*Record extracts*.
════════

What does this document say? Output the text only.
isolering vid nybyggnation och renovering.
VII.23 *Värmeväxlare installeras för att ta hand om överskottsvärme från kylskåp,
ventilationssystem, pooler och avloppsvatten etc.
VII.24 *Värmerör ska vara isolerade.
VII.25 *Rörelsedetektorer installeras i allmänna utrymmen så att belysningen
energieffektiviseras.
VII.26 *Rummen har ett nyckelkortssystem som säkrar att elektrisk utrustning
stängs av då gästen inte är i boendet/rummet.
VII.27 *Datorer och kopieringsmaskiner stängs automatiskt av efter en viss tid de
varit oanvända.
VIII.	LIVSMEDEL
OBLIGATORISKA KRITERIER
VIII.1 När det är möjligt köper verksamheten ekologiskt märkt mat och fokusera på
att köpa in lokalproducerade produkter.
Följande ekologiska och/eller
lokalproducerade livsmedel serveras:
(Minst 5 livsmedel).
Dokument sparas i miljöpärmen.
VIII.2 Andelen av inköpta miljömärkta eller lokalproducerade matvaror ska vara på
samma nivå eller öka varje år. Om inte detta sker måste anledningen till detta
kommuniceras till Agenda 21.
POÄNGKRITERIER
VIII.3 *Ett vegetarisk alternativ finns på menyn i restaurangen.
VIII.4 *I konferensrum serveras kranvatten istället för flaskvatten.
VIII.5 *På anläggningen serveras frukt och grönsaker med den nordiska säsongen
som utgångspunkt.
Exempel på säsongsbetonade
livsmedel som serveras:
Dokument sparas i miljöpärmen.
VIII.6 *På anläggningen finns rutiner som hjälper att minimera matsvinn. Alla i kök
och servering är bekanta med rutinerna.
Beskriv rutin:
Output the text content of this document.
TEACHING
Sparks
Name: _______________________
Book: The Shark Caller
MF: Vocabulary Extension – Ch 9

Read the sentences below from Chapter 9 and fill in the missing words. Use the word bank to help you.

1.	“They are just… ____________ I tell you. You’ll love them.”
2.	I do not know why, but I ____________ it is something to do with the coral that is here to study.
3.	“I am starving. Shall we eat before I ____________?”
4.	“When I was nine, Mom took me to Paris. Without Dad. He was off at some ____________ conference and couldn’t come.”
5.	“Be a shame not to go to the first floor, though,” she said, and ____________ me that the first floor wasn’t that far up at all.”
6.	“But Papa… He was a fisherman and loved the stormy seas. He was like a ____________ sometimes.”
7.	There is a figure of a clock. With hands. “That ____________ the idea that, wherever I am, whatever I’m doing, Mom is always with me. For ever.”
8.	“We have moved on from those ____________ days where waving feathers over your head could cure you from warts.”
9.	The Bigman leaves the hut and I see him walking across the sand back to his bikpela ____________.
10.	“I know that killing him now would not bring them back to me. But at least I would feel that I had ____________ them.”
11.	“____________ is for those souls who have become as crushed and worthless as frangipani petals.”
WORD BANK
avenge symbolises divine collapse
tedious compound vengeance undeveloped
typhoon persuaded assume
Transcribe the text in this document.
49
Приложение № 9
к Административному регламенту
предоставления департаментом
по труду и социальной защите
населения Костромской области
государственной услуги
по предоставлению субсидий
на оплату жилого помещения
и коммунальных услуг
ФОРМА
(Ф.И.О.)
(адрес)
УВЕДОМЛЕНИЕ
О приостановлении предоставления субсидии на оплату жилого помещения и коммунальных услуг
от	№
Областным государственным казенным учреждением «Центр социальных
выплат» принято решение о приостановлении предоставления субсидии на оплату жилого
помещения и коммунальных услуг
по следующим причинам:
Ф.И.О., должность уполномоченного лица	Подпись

════════

*What is expected*.
Copy every line in the listing above where the string "жилого" turns up.

*Full output*.
на оплату жилого помещения
О приостановлении предоставления субсидии на оплату жилого помещения и коммунальных услуг
выплат» принято решение о приостановлении предоставления субсидии на оплату жилого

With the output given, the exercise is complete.